[START Record list]
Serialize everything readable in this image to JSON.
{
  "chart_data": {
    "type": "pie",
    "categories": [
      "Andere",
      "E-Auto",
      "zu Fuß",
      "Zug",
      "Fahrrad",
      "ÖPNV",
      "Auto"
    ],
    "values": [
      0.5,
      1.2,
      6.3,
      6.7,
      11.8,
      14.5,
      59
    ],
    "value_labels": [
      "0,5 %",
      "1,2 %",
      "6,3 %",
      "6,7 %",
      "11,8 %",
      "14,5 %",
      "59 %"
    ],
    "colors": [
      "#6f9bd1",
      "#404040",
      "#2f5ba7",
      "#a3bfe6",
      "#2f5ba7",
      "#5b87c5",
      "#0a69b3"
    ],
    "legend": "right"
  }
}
[END Record list]
What needs to be done: Output the complete data exactly as written.

Written reply:
Serialize everything readable in this image to JSON.
{
  "chart_data": {
    "type": "pie",
    "categories": [
      "Andere",
      "E-Auto",
      "zu Fuß",
      "Zug",
      "Fahrrad",
      "ÖPNV",
      "Auto"
    ],
    "values": [
      0.5,
      1.2,
      6.3,
      6.7,
      11.8,
      14.5,
      59
    ],
    "value_labels": [
      "0,5 %",
      "1,2 %",
      "6,3 %",
      "6,7 %",
      "11,8 %",
      "14,5 %",
      "59 %"
    ],
    "colors": [
      "#6f9bd1",
      "#404040",
      "#2f5ba7",
      "#a3bfe6",
      "#2f5ba7",
      "#5b87c5",
      "#0a69b3"
    ],
    "legend": "right"
  }
}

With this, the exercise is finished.